#### CHALLENGE
Transcribe every entry word for word, but skip the images.

#### TASK DATA
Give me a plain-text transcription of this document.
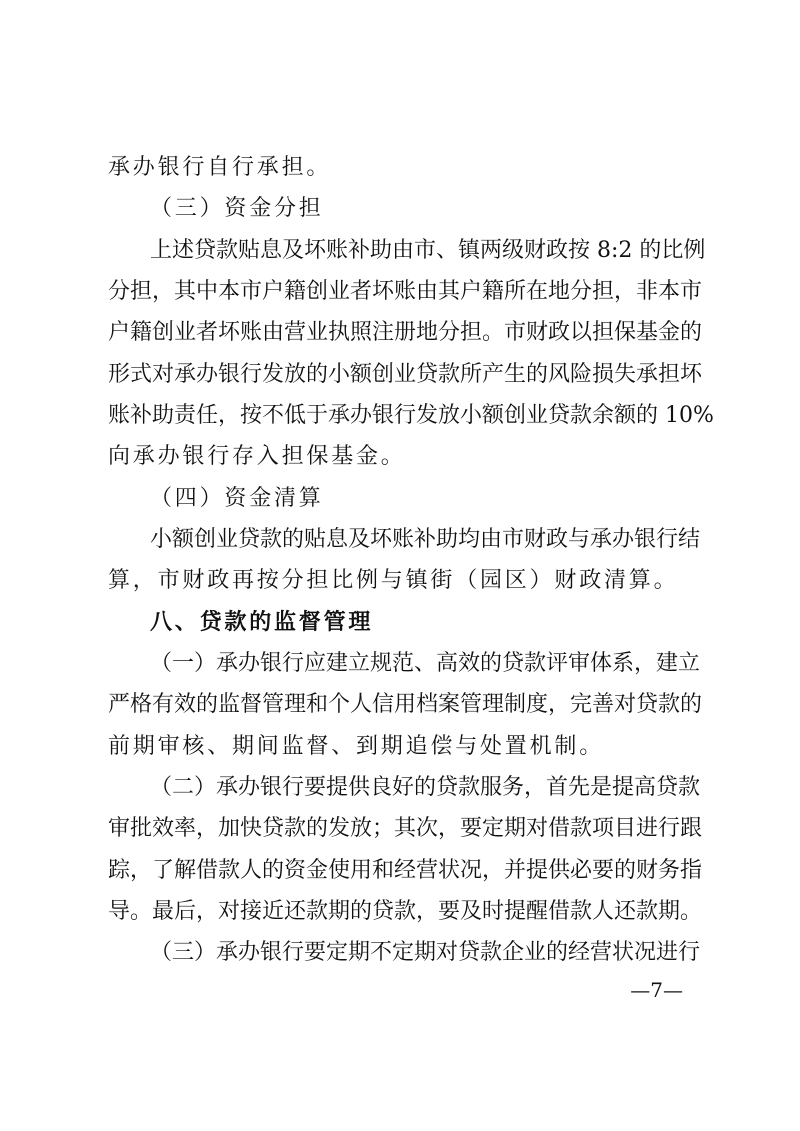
承办银行自行承担。
（三）资金分担
上述贷款贴息及坏账补助由市、镇两级财政按 8:2 的比例
分担，其中本市户籍创业者坏账由其户籍所在地分担，非本市
户籍创业者坏账由营业执照注册地分担。市财政以担保基金的
形式对承办银行发放的小额创业贷款所产生的风险损失承担坏
账补助责任，按不低于承办银行发放小额创业贷款余额的 10%
向承办银行存入担保基金。
（四）资金清算
小额创业贷款的贴息及坏账补助均由市财政与承办银行结
算，市财政再按分担比例与镇街（园区）财政清算。
八、贷款的监督管理
（一）承办银行应建立规范、高效的贷款评审体系，建立
严格有效的监督管理和个人信用档案管理制度，完善对贷款的
前期审核、期间监督、到期追偿与处置机制。
（二）承办银行要提供良好的贷款服务，首先是提高贷款
审批效率，加快贷款的发放；其次，要定期对借款项目进行跟
踪，了解借款人的资金使用和经营状况，并提供必要的财务指
导。最后，对接近还款期的贷款，要及时提醒借款人还款期。
（三）承办银行要定期不定期对贷款企业的经营状况进行
—7—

#### WRITTEN ANSWER
Give me a plain-text transcription of this document.
承办银行自行承担。
（三）资金分担
上述贷款贴息及坏账补助由市、镇两级财政按 8:2 的比例
分担，其中本市户籍创业者坏账由其户籍所在地分担，非本市
户籍创业者坏账由营业执照注册地分担。市财政以担保基金的
形式对承办银行发放的小额创业贷款所产生的风险损失承担坏
账补助责任，按不低于承办银行发放小额创业贷款余额的 10%
向承办银行存入担保基金。
（四）资金清算
小额创业贷款的贴息及坏账补助均由市财政与承办银行结
算，市财政再按分担比例与镇街（园区）财政清算。
八、贷款的监督管理
（一）承办银行应建立规范、高效的贷款评审体系，建立
严格有效的监督管理和个人信用档案管理制度，完善对贷款的
前期审核、期间监督、到期追偿与处置机制。
（二）承办银行要提供良好的贷款服务，首先是提高贷款
审批效率，加快贷款的发放；其次，要定期对借款项目进行跟
踪，了解借款人的资金使用和经营状况，并提供必要的财务指
导。最后，对接近还款期的贷款，要及时提醒借款人还款期。
（三）承办银行要定期不定期对贷款企业的经营状况进行
—7—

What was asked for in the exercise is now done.